── Selection ──
A quality bread knife probably is a must in the kitchen, granted that you eat sliced bread ;) Therefore, I had to have one So, here it is. 8.75 inch long serrated bread knife from Global Knives. Overall I have no complaints regarding Global knives qualify. Just like the others this one is a quality production knife. Not much to comment on it too. It is a bread knife, rather narrow specialization.


- Almost 9 inch(8.75 precisely) long blade is more than suffice for all sorts of bread, at least I haven't encountered one that wouldn't be defeated with G-9, so that I would have to resort to 20" Ang-Khola. Sharpening job is excellent as usual with Global knives, and this knife was no exception. I am rather skeptical about shaving hair off my arm with a serrated knife, but cutting and fingernail tests proved it to be real sharp. Because it is a bread knife, there is no pointy point. It is rounded, so you don't poke yourself or something else with it.
    Actually, on the sad side, I'd have to note that latest Globals I got (2008), had pretty poor edge on them. if it was just one knife, I'd simply ignore it, but I got 4 different knives together in April 2008, and 3 of them had rather dull edge for Japanese kitchen knife, one had decent edge, but I was expecting better, based on my past experience with Globals.


- The steel is the CROMOVA 18, used by Global for all their knives as far as I am concerned. I've already commented regarding this steel in Global GF-33 Forged Chef's knife review and in Fallkniven White Whale review, thus there is no point in repeating all that in here. Follow the link to see the info regarding CROMOVA 18.


- G-9 Handle is slightly different than that of chef's knife, but more similar to it than to 4.5" utility knife handle. Other than geometry, the handle style is typical Global Knives style. Stainless steel with black dots. Same comments regarding GF-33 Forged Chef's Knife Handle apply here. Positive grip, comfy. Somehow, GF-33 handle feels more solid in hand, but may be it's just me. Anyway, no complaints, only positive impressions. Obviously, the same advantage of having no blade/handle juncture, and no handle slabs to break or fall of applies to G-9 as well. Solid piece of metal. Ok, if you are picky about the details, then it's sintered.
───
* What to do:
- a) Answer each question from the bread knife review:
(i) How long is the blade?
(ii) What steel is the knife made of?
(iii) Of the knives received together in April 2008, how many had a rather dull edge?
- b) List every knife other than the G-9 that the bread knife review mentions by model name or size.
Use only the bread knife review to answer.
── Records shown ──
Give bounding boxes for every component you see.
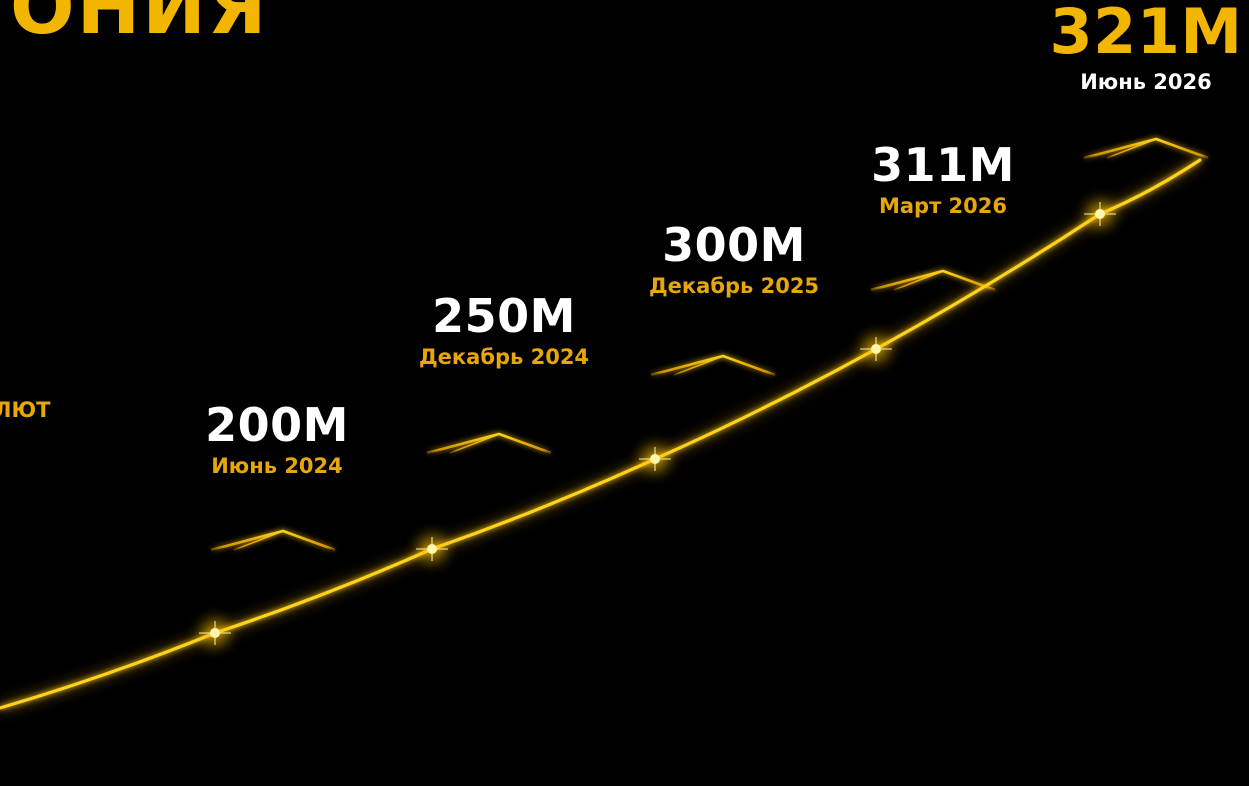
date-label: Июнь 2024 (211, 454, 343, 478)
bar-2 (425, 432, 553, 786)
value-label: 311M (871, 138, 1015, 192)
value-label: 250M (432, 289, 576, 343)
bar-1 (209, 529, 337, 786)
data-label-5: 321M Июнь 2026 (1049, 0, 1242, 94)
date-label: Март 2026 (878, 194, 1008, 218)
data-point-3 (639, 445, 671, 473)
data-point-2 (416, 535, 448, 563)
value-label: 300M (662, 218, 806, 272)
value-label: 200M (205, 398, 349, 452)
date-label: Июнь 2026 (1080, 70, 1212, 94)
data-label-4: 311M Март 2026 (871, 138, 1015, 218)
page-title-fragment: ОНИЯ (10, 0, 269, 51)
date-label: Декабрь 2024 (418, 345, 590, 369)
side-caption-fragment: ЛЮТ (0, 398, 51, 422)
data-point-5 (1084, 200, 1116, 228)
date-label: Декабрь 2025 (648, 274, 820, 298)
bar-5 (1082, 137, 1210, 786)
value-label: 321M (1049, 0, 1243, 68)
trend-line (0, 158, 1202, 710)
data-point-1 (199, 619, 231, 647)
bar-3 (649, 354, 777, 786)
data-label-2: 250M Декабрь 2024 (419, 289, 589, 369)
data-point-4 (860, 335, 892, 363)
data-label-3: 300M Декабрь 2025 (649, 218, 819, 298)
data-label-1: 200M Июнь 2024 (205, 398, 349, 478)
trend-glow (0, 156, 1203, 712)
───
── Records shown ──
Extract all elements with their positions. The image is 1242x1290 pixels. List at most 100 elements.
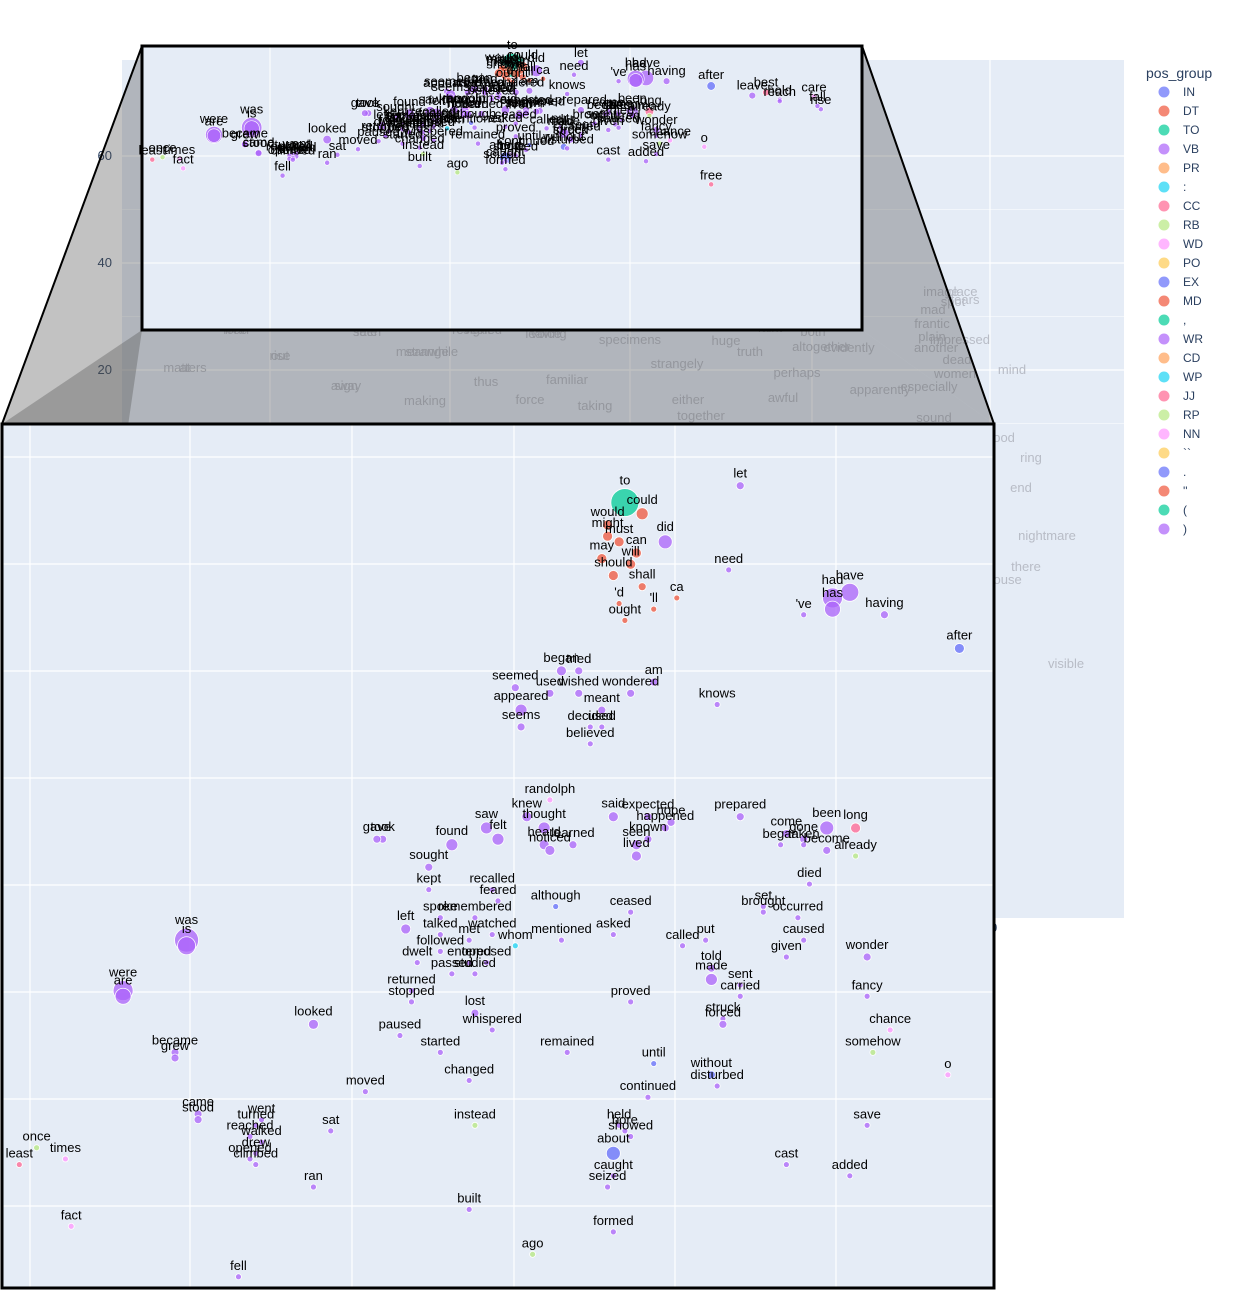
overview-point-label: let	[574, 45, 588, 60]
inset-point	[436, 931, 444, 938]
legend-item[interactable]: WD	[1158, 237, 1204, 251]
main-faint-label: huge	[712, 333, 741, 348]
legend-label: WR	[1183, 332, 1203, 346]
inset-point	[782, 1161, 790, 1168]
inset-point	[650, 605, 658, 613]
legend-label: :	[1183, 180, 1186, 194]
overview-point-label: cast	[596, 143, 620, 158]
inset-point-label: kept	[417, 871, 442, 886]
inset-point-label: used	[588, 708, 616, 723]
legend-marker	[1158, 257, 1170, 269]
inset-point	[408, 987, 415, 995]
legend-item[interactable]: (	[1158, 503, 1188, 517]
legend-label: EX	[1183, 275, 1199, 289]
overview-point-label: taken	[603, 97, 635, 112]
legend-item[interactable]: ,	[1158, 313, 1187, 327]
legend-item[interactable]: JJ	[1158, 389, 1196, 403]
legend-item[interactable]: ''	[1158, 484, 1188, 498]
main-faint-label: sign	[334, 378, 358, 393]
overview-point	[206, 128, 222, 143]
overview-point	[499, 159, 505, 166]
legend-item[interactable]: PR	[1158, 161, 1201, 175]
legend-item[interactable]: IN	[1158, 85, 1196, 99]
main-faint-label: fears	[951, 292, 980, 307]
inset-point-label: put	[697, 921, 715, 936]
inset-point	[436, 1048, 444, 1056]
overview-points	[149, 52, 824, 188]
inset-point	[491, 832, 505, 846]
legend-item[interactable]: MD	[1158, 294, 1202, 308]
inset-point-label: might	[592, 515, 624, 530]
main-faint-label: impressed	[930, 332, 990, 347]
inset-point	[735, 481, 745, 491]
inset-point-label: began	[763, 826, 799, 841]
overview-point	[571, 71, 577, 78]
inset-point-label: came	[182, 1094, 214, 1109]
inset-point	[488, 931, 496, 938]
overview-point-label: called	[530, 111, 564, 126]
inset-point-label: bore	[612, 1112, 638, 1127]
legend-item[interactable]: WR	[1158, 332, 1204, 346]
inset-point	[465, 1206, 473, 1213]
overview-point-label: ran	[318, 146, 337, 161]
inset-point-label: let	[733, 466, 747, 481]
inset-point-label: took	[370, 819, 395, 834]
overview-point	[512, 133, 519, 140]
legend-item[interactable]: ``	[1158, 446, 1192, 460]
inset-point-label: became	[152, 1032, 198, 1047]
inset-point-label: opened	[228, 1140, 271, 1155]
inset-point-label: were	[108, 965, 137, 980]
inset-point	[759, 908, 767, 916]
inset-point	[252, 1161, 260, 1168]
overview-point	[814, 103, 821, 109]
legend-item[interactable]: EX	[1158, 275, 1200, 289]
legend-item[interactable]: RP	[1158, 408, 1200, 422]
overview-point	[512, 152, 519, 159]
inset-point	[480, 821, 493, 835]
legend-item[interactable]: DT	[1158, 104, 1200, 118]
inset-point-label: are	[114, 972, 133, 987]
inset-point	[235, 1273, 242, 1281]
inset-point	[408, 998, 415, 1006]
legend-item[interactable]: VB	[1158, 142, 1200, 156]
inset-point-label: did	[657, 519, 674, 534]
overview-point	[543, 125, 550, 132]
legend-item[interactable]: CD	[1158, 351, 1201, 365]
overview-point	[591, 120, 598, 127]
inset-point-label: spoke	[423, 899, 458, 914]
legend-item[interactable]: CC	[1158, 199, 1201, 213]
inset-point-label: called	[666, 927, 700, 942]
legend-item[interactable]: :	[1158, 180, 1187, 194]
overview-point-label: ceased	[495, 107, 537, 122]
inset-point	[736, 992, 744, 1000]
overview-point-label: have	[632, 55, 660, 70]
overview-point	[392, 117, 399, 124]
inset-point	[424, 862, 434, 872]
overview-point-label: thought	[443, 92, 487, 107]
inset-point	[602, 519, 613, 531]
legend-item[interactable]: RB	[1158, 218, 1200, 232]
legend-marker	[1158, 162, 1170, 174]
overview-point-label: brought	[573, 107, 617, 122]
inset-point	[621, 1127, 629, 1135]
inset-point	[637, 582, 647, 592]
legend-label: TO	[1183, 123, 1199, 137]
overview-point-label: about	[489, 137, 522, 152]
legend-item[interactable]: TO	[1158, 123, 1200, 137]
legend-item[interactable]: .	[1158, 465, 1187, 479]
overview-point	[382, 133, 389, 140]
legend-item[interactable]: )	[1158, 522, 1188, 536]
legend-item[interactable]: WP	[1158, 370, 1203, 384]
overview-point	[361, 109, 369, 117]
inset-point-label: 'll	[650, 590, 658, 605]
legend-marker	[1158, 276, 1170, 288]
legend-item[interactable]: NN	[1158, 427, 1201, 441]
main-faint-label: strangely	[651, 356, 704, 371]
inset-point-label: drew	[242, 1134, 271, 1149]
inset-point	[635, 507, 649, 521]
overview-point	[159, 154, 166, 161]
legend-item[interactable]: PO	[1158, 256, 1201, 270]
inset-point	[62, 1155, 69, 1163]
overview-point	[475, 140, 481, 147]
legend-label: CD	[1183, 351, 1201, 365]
───
── Records shown ──
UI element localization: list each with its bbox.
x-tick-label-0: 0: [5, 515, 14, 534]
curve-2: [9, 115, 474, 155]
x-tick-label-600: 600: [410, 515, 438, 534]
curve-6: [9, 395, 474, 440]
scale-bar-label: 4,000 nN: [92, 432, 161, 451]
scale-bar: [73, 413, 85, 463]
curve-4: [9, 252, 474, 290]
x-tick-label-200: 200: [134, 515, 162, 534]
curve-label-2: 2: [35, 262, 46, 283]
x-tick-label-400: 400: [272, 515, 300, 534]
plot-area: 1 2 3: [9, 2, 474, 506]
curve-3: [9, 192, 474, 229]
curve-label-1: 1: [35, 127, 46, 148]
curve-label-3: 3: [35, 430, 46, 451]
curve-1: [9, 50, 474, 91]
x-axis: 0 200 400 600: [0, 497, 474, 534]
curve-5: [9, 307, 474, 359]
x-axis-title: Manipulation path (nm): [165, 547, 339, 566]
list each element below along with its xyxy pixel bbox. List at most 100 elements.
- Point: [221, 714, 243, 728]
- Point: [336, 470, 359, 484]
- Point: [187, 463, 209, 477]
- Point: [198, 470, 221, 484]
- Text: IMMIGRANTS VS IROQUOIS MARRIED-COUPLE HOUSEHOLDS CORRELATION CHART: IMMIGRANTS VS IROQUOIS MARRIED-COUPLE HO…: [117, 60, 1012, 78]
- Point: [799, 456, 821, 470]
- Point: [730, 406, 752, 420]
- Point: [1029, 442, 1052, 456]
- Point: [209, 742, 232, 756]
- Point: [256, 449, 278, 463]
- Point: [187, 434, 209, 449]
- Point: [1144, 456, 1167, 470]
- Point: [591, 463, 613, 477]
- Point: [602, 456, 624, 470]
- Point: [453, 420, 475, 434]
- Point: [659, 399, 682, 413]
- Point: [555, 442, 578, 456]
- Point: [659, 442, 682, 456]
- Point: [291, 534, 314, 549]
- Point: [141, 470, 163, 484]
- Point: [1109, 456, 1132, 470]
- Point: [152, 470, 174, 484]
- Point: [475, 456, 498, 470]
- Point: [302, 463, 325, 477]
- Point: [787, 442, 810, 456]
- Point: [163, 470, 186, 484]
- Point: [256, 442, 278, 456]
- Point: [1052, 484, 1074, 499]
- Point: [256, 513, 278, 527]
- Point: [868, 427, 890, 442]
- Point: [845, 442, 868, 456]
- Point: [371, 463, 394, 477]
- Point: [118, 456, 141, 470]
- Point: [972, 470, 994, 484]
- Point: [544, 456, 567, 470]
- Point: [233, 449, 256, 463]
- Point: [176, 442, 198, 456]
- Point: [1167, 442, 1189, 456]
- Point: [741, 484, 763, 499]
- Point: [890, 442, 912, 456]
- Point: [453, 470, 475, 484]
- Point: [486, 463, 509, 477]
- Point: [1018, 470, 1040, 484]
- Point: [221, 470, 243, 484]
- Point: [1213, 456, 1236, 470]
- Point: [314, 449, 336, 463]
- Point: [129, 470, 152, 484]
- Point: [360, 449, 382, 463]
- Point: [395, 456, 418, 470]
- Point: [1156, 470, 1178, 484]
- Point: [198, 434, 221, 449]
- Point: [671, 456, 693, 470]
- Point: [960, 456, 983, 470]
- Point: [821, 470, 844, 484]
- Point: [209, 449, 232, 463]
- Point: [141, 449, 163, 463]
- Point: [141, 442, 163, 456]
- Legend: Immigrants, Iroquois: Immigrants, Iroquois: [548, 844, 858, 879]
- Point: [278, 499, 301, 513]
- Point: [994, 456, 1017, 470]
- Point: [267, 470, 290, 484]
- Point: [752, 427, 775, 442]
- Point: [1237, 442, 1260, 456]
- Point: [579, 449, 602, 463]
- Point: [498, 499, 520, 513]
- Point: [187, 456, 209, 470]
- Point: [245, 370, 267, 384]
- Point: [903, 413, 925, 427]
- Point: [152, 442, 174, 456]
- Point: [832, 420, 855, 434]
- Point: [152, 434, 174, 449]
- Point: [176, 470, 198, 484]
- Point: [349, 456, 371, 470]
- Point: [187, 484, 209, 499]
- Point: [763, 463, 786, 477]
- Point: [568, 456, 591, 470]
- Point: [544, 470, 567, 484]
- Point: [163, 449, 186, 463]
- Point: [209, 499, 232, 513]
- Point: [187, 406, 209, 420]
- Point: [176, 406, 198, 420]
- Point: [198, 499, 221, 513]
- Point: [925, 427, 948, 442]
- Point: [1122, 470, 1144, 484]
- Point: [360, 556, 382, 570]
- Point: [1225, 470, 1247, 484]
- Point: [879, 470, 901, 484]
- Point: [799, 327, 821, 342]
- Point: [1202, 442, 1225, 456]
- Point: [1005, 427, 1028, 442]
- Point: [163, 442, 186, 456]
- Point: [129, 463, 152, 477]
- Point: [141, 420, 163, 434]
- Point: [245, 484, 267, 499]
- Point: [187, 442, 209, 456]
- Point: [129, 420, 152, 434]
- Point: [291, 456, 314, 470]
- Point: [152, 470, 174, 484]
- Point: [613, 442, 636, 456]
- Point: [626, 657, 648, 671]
───
* Results for each task:
- a)
(i) 8.75 inches
(ii) CROMOVA 18
(iii) Three

- b)
20" Ang-Khola
Global GF-33 Forged Chef's Knife
Fallkniven White Whale
4.5" utility knife